#### The records ####
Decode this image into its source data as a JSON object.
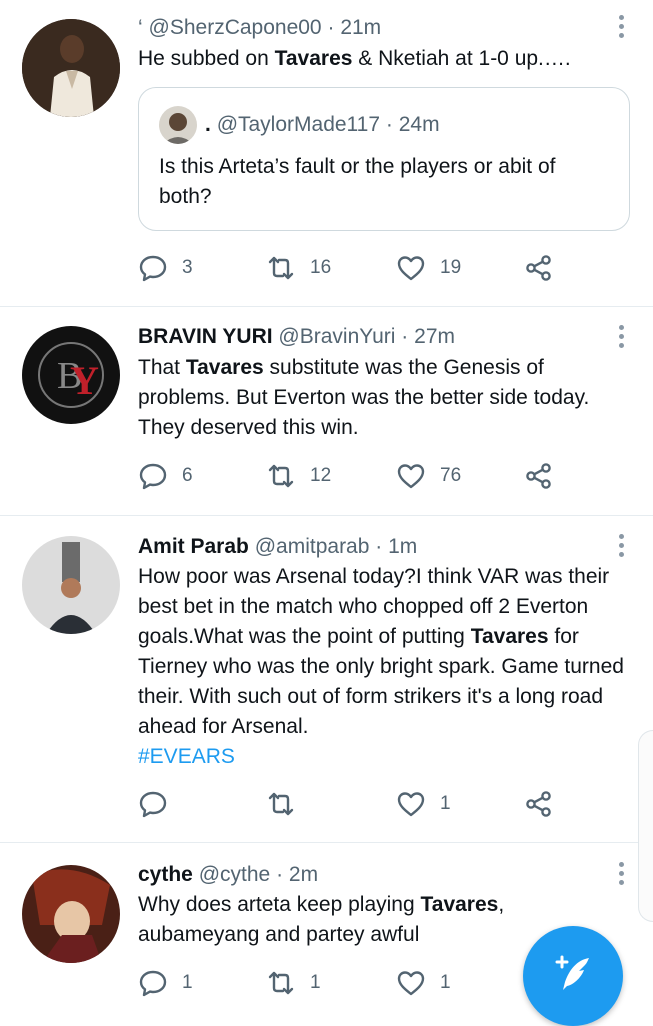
{
  "colors": {
    "accent": "#1d9bf0",
    "secondary_text": "#536471",
    "divider": "#e6ecf0"
  },
  "tweets": [
    {
      "name": "",
      "prefix": "‘",
      "handle": "@SherzCapone00",
      "dot": "·",
      "time": "21m",
      "body": [
        {
          "t": "He subbed on ",
          "b": false
        },
        {
          "t": "Tavares",
          "b": true
        },
        {
          "t": " & Nketiah at 1-0 up.….",
          "b": false
        }
      ],
      "quote": {
        "prefix": ".",
        "handle": "@TaylorMade117",
        "dot": "·",
        "time": "24m",
        "text": "Is this Arteta’s fault or the players or abit of both?"
      },
      "replies": "3",
      "retweets": "16",
      "likes": "19"
    },
    {
      "name": "BRAVIN YURI",
      "handle": "@BravinYuri",
      "dot": "·",
      "time": "27m",
      "body": [
        {
          "t": "That ",
          "b": false
        },
        {
          "t": "Tavares",
          "b": true
        },
        {
          "t": " substitute was the Genesis of problems. But Everton was the better side today. They deserved this win.",
          "b": false
        }
      ],
      "replies": "6",
      "retweets": "12",
      "likes": "76"
    },
    {
      "name": "Amit Parab",
      "handle": "@amitparab",
      "dot": "·",
      "time": "1m",
      "body": [
        {
          "t": "How poor was Arsenal today?I think VAR was their best bet in the match who chopped off 2 Everton goals.What was the point of putting ",
          "b": false
        },
        {
          "t": "Tavares",
          "b": true
        },
        {
          "t": " for Tierney who was the only bright spark. Game turned their. With such out of form strikers it's a long road ahead for Arsenal.",
          "b": false
        }
      ],
      "hashtag": "#EVEARS",
      "replies": "",
      "retweets": "",
      "likes": "1"
    },
    {
      "name": "cythe",
      "handle": "@cythe",
      "dot": "·",
      "time": "2m",
      "body": [
        {
          "t": "Why does arteta keep playing ",
          "b": false
        },
        {
          "t": "Tavares",
          "b": true
        },
        {
          "t": ",",
          "b": false
        },
        {
          "t": " aubameyang and partey awful",
          "b": false
        }
      ],
      "replies": "1",
      "retweets": "1",
      "likes": "1"
    }
  ],
  "icons": {
    "reply": "reply-icon",
    "retweet": "retweet-icon",
    "like": "heart-icon",
    "share": "share-icon",
    "more": "more-vertical-icon",
    "compose": "compose-tweet-icon"
  }
}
####
§ Assigned task: Without including any picture, write out the material above exactly.

§ Written answer:
Decode this image into its source data as a JSON object.
{
  "colors": {
    "accent": "#1d9bf0",
    "secondary_text": "#536471",
    "divider": "#e6ecf0"
  },
  "tweets": [
    {
      "name": "",
      "prefix": "‘",
      "handle": "@SherzCapone00",
      "dot": "·",
      "time": "21m",
      "body": [
        {
          "t": "He subbed on ",
          "b": false
        },
        {
          "t": "Tavares",
          "b": true
        },
        {
          "t": " & Nketiah at 1-0 up.….",
          "b": false
        }
      ],
      "quote": {
        "prefix": ".",
        "handle": "@TaylorMade117",
        "dot": "·",
        "time": "24m",
        "text": "Is this Arteta’s fault or the players or abit of both?"
      },
      "replies": "3",
      "retweets": "16",
      "likes": "19"
    },
    {
      "name": "BRAVIN YURI",
      "handle": "@BravinYuri",
      "dot": "·",
      "time": "27m",
      "body": [
        {
          "t": "That ",
          "b": false
        },
        {
          "t": "Tavares",
          "b": true
        },
        {
          "t": " substitute was the Genesis of problems. But Everton was the better side today. They deserved this win.",
          "b": false
        }
      ],
      "replies": "6",
      "retweets": "12",
      "likes": "76"
    },
    {
      "name": "Amit Parab",
      "handle": "@amitparab",
      "dot": "·",
      "time": "1m",
      "body": [
        {
          "t": "How poor was Arsenal today?I think VAR was their best bet in the match who chopped off 2 Everton goals.What was the point of putting ",
          "b": false
        },
        {
          "t": "Tavares",
          "b": true
        },
        {
          "t": " for Tierney who was the only bright spark. Game turned their. With such out of form strikers it's a long road ahead for Arsenal.",
          "b": false
        }
      ],
      "hashtag": "#EVEARS",
      "replies": "",
      "retweets": "",
      "likes": "1"
    },
    {
      "name": "cythe",
      "handle": "@cythe",
      "dot": "·",
      "time": "2m",
      "body": [
        {
          "t": "Why does arteta keep playing ",
          "b": false
        },
        {
          "t": "Tavares",
          "b": true
        },
        {
          "t": ",",
          "b": false
        },
        {
          "t": " aubameyang and partey awful",
          "b": false
        }
      ],
      "replies": "1",
      "retweets": "1",
      "likes": "1"
    }
  ],
  "icons": {
    "reply": "reply-icon",
    "retweet": "retweet-icon",
    "like": "heart-icon",
    "share": "share-icon",
    "more": "more-vertical-icon",
    "compose": "compose-tweet-icon"
  }
}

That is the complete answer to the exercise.